> _Stored records_
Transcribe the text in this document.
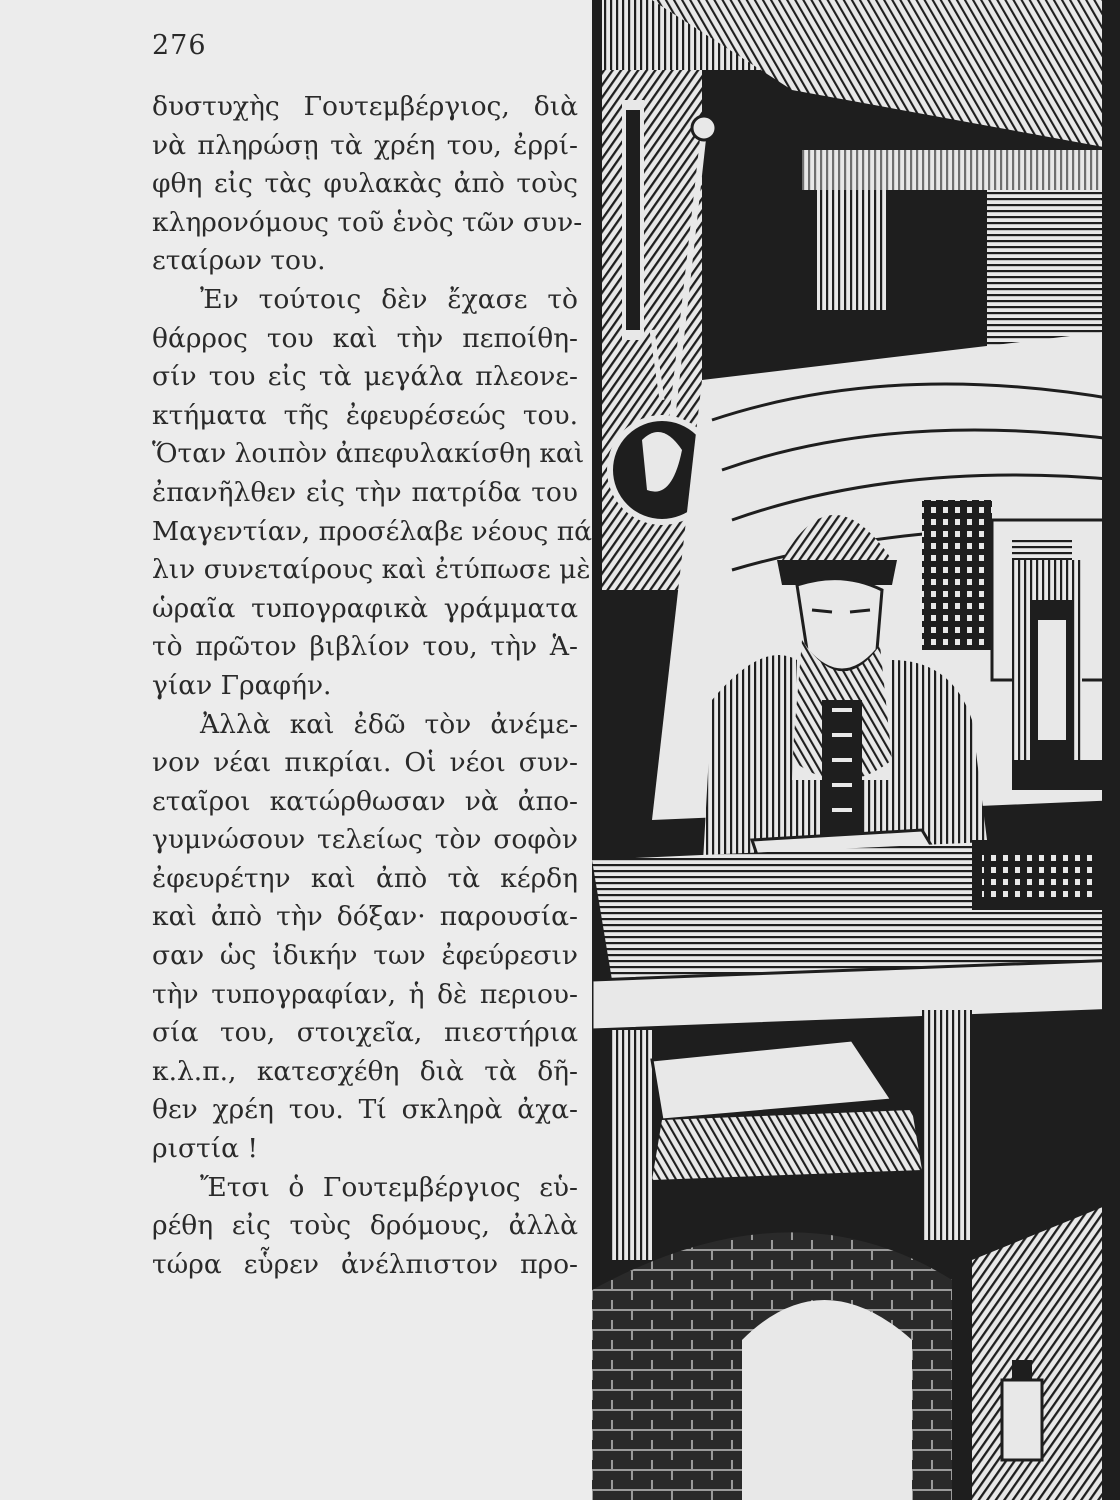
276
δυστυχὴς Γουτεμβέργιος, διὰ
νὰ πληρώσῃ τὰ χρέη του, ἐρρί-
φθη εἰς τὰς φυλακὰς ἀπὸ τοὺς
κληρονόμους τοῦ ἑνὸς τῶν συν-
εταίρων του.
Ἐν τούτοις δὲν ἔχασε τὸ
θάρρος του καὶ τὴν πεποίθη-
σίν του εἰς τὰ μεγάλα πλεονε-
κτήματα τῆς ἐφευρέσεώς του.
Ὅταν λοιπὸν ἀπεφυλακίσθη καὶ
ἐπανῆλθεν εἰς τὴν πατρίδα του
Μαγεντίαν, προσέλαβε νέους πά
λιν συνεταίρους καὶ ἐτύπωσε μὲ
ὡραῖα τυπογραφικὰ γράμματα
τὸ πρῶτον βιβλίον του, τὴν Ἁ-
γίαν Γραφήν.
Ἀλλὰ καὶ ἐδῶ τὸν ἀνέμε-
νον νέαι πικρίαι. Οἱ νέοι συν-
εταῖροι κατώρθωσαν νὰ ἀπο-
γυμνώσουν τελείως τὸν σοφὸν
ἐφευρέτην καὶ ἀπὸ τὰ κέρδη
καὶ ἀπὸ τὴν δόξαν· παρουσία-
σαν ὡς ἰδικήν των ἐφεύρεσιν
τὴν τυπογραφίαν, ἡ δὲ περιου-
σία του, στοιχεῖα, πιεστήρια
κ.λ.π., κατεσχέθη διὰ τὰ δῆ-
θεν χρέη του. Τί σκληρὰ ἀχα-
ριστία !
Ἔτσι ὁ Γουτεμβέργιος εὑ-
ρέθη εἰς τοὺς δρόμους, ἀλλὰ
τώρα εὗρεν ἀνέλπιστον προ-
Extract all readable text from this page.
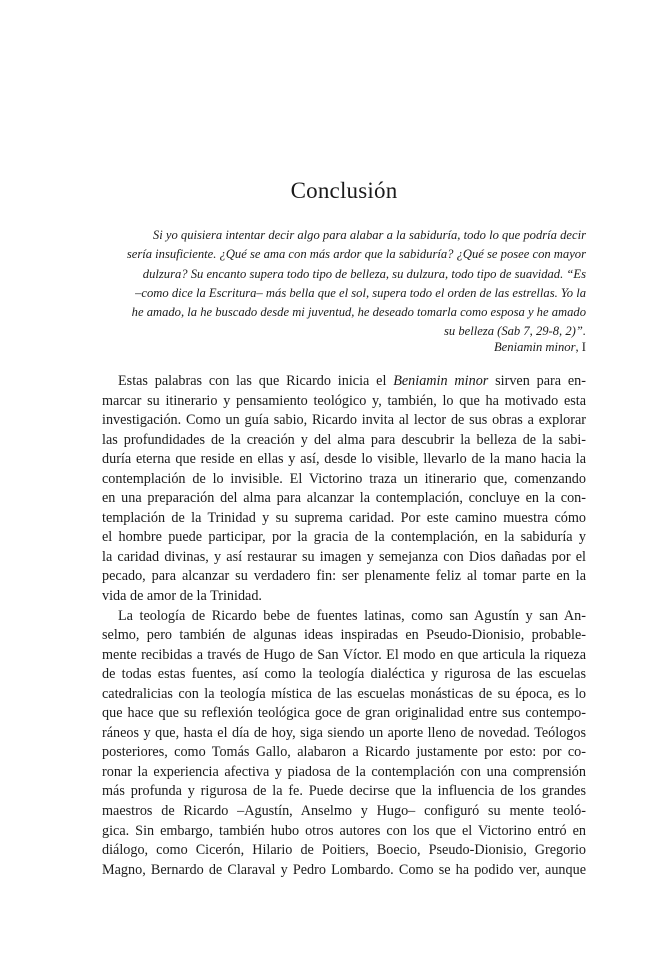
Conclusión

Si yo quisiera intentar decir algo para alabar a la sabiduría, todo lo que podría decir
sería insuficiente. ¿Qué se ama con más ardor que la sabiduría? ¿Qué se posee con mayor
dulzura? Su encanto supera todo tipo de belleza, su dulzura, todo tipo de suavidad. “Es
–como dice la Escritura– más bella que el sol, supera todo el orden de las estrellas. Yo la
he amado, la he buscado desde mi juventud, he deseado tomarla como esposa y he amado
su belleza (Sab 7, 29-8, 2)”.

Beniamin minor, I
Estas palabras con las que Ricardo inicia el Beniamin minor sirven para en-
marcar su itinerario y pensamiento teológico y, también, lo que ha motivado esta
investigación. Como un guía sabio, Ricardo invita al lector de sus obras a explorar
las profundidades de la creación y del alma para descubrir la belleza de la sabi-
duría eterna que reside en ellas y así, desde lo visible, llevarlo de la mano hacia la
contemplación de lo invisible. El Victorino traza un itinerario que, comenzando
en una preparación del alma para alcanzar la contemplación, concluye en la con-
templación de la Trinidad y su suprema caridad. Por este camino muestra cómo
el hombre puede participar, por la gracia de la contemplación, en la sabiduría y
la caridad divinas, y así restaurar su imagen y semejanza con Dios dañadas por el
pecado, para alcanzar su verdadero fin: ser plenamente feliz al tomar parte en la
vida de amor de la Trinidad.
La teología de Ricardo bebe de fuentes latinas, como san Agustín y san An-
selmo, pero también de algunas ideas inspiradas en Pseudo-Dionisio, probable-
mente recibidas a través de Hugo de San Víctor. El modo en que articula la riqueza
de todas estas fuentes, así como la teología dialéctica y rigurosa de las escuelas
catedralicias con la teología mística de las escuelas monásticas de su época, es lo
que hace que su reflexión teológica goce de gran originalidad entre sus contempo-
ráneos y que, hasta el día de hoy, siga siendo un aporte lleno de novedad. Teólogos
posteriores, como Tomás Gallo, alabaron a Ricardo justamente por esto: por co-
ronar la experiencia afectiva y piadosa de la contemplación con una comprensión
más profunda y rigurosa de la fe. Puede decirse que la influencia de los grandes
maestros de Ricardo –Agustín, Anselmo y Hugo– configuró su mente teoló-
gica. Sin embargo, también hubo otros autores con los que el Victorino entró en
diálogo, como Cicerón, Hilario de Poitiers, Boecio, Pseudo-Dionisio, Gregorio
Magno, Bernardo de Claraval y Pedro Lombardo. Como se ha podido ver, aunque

> _Aim of the task_
State the number of lines holding the word "text" in the listing. Add nothing else.

> _Solution for this exercise_
2